** START OF Material provided **
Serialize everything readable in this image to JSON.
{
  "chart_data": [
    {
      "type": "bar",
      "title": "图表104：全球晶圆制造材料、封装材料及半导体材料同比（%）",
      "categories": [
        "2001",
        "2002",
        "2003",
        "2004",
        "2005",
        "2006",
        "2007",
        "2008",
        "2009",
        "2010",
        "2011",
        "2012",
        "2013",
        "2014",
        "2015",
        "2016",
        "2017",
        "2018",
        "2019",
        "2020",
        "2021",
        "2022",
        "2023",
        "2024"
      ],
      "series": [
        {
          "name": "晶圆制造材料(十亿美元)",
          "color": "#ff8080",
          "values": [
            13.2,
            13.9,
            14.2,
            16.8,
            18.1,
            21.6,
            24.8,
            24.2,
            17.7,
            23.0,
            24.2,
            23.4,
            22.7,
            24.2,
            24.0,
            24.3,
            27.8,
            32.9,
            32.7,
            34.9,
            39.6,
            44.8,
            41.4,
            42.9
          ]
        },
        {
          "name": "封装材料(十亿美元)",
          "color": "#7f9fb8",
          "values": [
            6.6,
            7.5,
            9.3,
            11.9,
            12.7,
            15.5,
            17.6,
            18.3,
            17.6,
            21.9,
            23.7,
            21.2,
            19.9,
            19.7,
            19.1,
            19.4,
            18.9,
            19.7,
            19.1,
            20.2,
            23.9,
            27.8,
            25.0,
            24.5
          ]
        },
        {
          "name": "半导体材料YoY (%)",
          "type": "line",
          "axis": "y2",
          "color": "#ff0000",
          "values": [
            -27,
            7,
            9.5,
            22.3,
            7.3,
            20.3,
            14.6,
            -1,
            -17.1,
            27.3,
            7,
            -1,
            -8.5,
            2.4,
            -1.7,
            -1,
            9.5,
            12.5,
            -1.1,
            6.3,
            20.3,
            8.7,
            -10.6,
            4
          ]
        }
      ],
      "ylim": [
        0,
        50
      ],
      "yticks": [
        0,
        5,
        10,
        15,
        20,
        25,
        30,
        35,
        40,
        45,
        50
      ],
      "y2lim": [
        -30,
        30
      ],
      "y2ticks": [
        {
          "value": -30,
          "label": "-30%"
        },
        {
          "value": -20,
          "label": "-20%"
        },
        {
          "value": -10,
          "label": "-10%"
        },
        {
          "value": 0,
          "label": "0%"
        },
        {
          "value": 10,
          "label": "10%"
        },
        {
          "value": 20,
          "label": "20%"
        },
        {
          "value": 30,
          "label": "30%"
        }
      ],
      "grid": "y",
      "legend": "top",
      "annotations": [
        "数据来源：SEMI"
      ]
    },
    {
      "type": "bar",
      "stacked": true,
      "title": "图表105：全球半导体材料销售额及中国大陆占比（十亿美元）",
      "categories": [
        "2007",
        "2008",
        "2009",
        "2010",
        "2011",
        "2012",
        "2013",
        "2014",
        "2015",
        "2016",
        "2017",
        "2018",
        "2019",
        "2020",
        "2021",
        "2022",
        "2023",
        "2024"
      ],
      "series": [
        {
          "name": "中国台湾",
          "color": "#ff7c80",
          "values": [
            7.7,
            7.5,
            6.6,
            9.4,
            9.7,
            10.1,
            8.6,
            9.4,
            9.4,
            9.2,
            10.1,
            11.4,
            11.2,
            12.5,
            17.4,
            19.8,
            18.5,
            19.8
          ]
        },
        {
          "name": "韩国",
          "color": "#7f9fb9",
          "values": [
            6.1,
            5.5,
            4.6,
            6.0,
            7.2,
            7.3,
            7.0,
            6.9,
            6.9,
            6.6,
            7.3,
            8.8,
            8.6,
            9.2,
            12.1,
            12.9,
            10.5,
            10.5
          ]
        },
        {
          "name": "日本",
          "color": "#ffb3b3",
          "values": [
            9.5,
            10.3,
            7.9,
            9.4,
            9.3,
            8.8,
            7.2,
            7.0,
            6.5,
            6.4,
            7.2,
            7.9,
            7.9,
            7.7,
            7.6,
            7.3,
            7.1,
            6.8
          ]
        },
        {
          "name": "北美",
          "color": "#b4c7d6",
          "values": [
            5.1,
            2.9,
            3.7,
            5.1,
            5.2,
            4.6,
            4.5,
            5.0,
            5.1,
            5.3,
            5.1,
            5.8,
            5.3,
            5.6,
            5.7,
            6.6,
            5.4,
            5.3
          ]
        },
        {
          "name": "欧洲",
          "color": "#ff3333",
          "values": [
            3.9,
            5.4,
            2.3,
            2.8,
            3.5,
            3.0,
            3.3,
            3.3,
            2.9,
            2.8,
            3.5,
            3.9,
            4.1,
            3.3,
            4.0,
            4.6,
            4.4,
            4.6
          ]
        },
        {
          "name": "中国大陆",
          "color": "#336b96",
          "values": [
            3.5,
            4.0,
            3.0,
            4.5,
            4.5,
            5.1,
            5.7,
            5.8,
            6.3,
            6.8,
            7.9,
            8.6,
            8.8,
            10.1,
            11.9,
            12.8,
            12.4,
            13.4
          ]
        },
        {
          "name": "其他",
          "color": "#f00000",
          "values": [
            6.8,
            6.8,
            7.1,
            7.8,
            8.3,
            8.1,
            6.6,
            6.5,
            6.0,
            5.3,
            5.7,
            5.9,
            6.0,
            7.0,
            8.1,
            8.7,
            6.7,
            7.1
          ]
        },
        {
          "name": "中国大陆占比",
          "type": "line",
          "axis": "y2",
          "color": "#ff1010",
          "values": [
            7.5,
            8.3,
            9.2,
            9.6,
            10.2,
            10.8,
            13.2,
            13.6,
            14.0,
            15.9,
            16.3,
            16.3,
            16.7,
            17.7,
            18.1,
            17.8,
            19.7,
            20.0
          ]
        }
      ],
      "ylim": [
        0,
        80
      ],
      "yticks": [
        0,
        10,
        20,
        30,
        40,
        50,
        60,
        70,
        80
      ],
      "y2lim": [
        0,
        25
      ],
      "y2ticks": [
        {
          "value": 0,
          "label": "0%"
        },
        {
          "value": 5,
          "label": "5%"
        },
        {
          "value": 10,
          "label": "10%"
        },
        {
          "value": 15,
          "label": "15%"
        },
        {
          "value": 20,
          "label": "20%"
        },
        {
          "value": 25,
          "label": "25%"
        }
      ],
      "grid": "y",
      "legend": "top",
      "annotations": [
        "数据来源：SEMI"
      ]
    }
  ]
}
** END OF Material provided **
[Written task]:
Extract all the entries word for word.

[Written response]:
Serialize everything readable in this image to JSON.
{
  "chart_data": [
    {
      "type": "bar",
      "title": "图表104：全球晶圆制造材料、封装材料及半导体材料同比（%）",
      "categories": [
        "2001",
        "2002",
        "2003",
        "2004",
        "2005",
        "2006",
        "2007",
        "2008",
        "2009",
        "2010",
        "2011",
        "2012",
        "2013",
        "2014",
        "2015",
        "2016",
        "2017",
        "2018",
        "2019",
        "2020",
        "2021",
        "2022",
        "2023",
        "2024"
      ],
      "series": [
        {
          "name": "晶圆制造材料(十亿美元)",
          "color": "#ff8080",
          "values": [
            13.2,
            13.9,
            14.2,
            16.8,
            18.1,
            21.6,
            24.8,
            24.2,
            17.7,
            23.0,
            24.2,
            23.4,
            22.7,
            24.2,
            24.0,
            24.3,
            27.8,
            32.9,
            32.7,
            34.9,
            39.6,
            44.8,
            41.4,
            42.9
          ]
        },
        {
          "name": "封装材料(十亿美元)",
          "color": "#7f9fb8",
          "values": [
            6.6,
            7.5,
            9.3,
            11.9,
            12.7,
            15.5,
            17.6,
            18.3,
            17.6,
            21.9,
            23.7,
            21.2,
            19.9,
            19.7,
            19.1,
            19.4,
            18.9,
            19.7,
            19.1,
            20.2,
            23.9,
            27.8,
            25.0,
            24.5
          ]
        },
        {
          "name": "半导体材料YoY (%)",
          "type": "line",
          "axis": "y2",
          "color": "#ff0000",
          "values": [
            -27,
            7,
            9.5,
            22.3,
            7.3,
            20.3,
            14.6,
            -1,
            -17.1,
            27.3,
            7,
            -1,
            -8.5,
            2.4,
            -1.7,
            -1,
            9.5,
            12.5,
            -1.1,
            6.3,
            20.3,
            8.7,
            -10.6,
            4
          ]
        }
      ],
      "ylim": [
        0,
        50
      ],
      "yticks": [
        0,
        5,
        10,
        15,
        20,
        25,
        30,
        35,
        40,
        45,
        50
      ],
      "y2lim": [
        -30,
        30
      ],
      "y2ticks": [
        {
          "value": -30,
          "label": "-30%"
        },
        {
          "value": -20,
          "label": "-20%"
        },
        {
          "value": -10,
          "label": "-10%"
        },
        {
          "value": 0,
          "label": "0%"
        },
        {
          "value": 10,
          "label": "10%"
        },
        {
          "value": 20,
          "label": "20%"
        },
        {
          "value": 30,
          "label": "30%"
        }
      ],
      "grid": "y",
      "legend": "top",
      "annotations": [
        "数据来源：SEMI"
      ]
    },
    {
      "type": "bar",
      "stacked": true,
      "title": "图表105：全球半导体材料销售额及中国大陆占比（十亿美元）",
      "categories": [
        "2007",
        "2008",
        "2009",
        "2010",
        "2011",
        "2012",
        "2013",
        "2014",
        "2015",
        "2016",
        "2017",
        "2018",
        "2019",
        "2020",
        "2021",
        "2022",
        "2023",
        "2024"
      ],
      "series": [
        {
          "name": "中国台湾",
          "color": "#ff7c80",
          "values": [
            7.7,
            7.5,
            6.6,
            9.4,
            9.7,
            10.1,
            8.6,
            9.4,
            9.4,
            9.2,
            10.1,
            11.4,
            11.2,
            12.5,
            17.4,
            19.8,
            18.5,
            19.8
          ]
        },
        {
          "name": "韩国",
          "color": "#7f9fb9",
          "values": [
            6.1,
            5.5,
            4.6,
            6.0,
            7.2,
            7.3,
            7.0,
            6.9,
            6.9,
            6.6,
            7.3,
            8.8,
            8.6,
            9.2,
            12.1,
            12.9,
            10.5,
            10.5
          ]
        },
        {
          "name": "日本",
          "color": "#ffb3b3",
          "values": [
            9.5,
            10.3,
            7.9,
            9.4,
            9.3,
            8.8,
            7.2,
            7.0,
            6.5,
            6.4,
            7.2,
            7.9,
            7.9,
            7.7,
            7.6,
            7.3,
            7.1,
            6.8
          ]
        },
        {
          "name": "北美",
          "color": "#b4c7d6",
          "values": [
            5.1,
            2.9,
            3.7,
            5.1,
            5.2,
            4.6,
            4.5,
            5.0,
            5.1,
            5.3,
            5.1,
            5.8,
            5.3,
            5.6,
            5.7,
            6.6,
            5.4,
            5.3
          ]
        },
        {
          "name": "欧洲",
          "color": "#ff3333",
          "values": [
            3.9,
            5.4,
            2.3,
            2.8,
            3.5,
            3.0,
            3.3,
            3.3,
            2.9,
            2.8,
            3.5,
            3.9,
            4.1,
            3.3,
            4.0,
            4.6,
            4.4,
            4.6
          ]
        },
        {
          "name": "中国大陆",
          "color": "#336b96",
          "values": [
            3.5,
            4.0,
            3.0,
            4.5,
            4.5,
            5.1,
            5.7,
            5.8,
            6.3,
            6.8,
            7.9,
            8.6,
            8.8,
            10.1,
            11.9,
            12.8,
            12.4,
            13.4
          ]
        },
        {
          "name": "其他",
          "color": "#f00000",
          "values": [
            6.8,
            6.8,
            7.1,
            7.8,
            8.3,
            8.1,
            6.6,
            6.5,
            6.0,
            5.3,
            5.7,
            5.9,
            6.0,
            7.0,
            8.1,
            8.7,
            6.7,
            7.1
          ]
        },
        {
          "name": "中国大陆占比",
          "type": "line",
          "axis": "y2",
          "color": "#ff1010",
          "values": [
            7.5,
            8.3,
            9.2,
            9.6,
            10.2,
            10.8,
            13.2,
            13.6,
            14.0,
            15.9,
            16.3,
            16.3,
            16.7,
            17.7,
            18.1,
            17.8,
            19.7,
            20.0
          ]
        }
      ],
      "ylim": [
        0,
        80
      ],
      "yticks": [
        0,
        10,
        20,
        30,
        40,
        50,
        60,
        70,
        80
      ],
      "y2lim": [
        0,
        25
      ],
      "y2ticks": [
        {
          "value": 0,
          "label": "0%"
        },
        {
          "value": 5,
          "label": "5%"
        },
        {
          "value": 10,
          "label": "10%"
        },
        {
          "value": 15,
          "label": "15%"
        },
        {
          "value": 20,
          "label": "20%"
        },
        {
          "value": 25,
          "label": "25%"
        }
      ],
      "grid": "y",
      "legend": "top",
      "annotations": [
        "数据来源：SEMI"
      ]
    }
  ]
}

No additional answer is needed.